#### [What is required]
The required result is every line of the records that includes "Boneless".

#### [Listed entries]
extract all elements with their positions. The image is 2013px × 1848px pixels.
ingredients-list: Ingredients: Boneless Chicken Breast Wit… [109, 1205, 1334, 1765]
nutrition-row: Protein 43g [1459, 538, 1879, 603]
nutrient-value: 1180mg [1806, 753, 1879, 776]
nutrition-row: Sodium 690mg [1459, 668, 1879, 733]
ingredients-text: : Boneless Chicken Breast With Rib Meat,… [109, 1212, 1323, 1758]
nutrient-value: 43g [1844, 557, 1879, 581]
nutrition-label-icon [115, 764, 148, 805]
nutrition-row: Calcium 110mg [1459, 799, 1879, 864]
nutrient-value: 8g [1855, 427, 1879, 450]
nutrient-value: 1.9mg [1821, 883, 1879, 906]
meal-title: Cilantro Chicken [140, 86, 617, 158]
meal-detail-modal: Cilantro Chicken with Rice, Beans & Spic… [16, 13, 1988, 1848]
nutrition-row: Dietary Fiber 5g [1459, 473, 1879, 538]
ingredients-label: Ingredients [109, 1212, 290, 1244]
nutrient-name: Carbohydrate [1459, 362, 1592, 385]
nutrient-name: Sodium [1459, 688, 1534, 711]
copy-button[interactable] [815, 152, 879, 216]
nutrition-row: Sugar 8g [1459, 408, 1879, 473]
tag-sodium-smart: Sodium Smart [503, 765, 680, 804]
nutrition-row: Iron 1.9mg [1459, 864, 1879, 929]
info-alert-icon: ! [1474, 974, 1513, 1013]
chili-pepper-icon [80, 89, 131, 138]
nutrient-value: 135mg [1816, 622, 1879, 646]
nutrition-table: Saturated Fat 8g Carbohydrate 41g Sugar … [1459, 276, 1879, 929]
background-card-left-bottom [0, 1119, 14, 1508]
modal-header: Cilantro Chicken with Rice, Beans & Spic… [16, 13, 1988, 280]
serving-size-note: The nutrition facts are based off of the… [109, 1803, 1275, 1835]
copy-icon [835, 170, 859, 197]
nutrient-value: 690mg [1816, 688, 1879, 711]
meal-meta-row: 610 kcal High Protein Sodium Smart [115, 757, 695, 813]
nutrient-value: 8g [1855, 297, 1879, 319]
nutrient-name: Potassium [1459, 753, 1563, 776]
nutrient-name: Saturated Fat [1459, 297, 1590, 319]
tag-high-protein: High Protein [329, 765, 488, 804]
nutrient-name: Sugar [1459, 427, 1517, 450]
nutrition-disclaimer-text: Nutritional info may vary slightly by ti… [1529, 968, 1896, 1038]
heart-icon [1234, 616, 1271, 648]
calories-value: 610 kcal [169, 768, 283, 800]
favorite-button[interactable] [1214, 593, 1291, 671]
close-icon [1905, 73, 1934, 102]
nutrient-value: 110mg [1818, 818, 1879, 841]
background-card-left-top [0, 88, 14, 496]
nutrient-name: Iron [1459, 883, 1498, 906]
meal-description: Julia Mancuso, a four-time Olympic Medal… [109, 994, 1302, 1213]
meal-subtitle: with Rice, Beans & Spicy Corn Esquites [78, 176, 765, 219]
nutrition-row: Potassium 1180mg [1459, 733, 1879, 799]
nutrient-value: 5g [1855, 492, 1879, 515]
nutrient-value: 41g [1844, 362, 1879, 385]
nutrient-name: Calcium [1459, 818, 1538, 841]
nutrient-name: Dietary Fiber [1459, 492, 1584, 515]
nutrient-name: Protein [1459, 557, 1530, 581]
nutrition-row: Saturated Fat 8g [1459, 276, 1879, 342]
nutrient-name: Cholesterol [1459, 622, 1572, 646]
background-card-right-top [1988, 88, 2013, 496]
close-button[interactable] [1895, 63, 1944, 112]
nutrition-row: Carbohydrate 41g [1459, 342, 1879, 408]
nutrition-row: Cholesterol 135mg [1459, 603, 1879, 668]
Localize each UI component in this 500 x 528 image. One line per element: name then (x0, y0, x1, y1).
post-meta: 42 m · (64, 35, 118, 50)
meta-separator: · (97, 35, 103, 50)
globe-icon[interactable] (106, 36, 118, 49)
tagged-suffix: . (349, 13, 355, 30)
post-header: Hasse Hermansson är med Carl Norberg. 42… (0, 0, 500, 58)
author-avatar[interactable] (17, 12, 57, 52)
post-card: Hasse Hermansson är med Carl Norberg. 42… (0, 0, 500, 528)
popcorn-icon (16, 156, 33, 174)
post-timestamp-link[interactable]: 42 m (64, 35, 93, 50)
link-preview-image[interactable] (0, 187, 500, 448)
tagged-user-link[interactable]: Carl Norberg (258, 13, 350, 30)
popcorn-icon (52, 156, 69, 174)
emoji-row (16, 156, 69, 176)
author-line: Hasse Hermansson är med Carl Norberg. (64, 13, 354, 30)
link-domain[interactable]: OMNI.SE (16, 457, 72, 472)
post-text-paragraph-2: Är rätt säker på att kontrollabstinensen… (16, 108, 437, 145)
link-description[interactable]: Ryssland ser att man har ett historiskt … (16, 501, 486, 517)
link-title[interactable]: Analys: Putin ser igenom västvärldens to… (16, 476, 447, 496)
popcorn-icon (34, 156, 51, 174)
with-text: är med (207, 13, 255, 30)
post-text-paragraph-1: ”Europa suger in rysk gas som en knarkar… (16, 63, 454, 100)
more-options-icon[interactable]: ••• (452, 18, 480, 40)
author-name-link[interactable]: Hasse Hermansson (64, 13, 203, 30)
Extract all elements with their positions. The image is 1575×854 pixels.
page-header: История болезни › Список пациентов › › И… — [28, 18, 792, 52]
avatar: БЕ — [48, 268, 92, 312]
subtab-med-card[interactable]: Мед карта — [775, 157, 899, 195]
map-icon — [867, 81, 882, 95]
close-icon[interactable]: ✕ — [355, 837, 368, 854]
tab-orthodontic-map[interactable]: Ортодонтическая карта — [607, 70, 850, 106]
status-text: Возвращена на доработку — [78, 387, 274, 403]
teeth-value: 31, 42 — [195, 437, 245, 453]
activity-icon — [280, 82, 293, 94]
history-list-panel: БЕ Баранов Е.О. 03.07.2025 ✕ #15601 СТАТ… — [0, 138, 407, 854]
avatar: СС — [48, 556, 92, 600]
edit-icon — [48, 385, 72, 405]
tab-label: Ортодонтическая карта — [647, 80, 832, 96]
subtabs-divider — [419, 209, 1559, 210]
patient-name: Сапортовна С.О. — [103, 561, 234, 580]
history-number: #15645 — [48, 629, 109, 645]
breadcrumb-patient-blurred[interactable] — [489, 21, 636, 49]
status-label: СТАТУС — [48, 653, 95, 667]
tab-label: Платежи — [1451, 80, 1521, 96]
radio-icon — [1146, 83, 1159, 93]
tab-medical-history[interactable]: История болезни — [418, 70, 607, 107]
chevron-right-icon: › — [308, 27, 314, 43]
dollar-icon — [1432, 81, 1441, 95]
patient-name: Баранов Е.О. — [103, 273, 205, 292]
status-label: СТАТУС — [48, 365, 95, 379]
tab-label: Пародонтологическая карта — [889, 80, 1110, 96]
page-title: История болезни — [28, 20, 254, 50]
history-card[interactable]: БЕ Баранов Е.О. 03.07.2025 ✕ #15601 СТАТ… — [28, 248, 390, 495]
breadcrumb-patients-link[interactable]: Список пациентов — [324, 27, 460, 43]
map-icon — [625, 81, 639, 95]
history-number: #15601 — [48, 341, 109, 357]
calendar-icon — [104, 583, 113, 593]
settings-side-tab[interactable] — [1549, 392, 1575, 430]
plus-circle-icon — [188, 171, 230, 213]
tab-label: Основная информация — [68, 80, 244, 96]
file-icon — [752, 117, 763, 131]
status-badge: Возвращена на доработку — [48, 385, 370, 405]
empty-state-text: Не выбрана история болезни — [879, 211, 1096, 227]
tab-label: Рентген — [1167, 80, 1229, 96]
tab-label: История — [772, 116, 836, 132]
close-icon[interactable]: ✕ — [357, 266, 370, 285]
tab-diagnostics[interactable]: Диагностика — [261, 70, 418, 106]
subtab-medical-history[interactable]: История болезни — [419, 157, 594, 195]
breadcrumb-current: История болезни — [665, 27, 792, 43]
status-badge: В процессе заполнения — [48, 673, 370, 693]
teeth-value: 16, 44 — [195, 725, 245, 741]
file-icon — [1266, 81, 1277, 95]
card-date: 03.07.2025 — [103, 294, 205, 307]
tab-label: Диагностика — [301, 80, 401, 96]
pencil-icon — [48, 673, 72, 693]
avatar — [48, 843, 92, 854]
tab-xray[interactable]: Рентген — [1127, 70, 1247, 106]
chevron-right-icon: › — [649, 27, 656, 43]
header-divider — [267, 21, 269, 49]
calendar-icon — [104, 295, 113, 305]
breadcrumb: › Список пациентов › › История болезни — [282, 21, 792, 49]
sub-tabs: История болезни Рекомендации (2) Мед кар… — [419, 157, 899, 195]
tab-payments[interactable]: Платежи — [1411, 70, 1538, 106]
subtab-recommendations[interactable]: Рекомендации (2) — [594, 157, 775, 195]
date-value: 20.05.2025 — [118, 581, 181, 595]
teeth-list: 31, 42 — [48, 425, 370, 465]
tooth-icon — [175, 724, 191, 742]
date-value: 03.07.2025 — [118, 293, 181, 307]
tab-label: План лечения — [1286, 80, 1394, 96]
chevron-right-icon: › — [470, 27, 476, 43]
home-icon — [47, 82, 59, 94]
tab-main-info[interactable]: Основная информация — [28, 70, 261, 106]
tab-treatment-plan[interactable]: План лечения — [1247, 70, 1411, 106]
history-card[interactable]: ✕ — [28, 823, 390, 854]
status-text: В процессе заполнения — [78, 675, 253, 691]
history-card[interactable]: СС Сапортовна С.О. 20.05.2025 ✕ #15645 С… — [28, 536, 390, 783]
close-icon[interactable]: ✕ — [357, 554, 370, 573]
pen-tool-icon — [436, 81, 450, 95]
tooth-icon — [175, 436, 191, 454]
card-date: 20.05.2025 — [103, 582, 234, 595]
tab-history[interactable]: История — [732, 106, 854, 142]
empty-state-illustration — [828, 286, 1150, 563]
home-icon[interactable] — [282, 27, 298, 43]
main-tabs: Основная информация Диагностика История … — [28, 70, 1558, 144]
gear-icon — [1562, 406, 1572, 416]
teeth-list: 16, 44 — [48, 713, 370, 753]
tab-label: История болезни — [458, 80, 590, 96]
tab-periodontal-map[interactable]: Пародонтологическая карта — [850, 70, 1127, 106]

#### [Task solution]
ingredients-list: Ingredients: Boneless Chicken Breast Wit… [109, 1205, 1334, 1765]
ingredients-text: : Boneless Chicken Breast With Rib Meat,… [109, 1212, 1323, 1758]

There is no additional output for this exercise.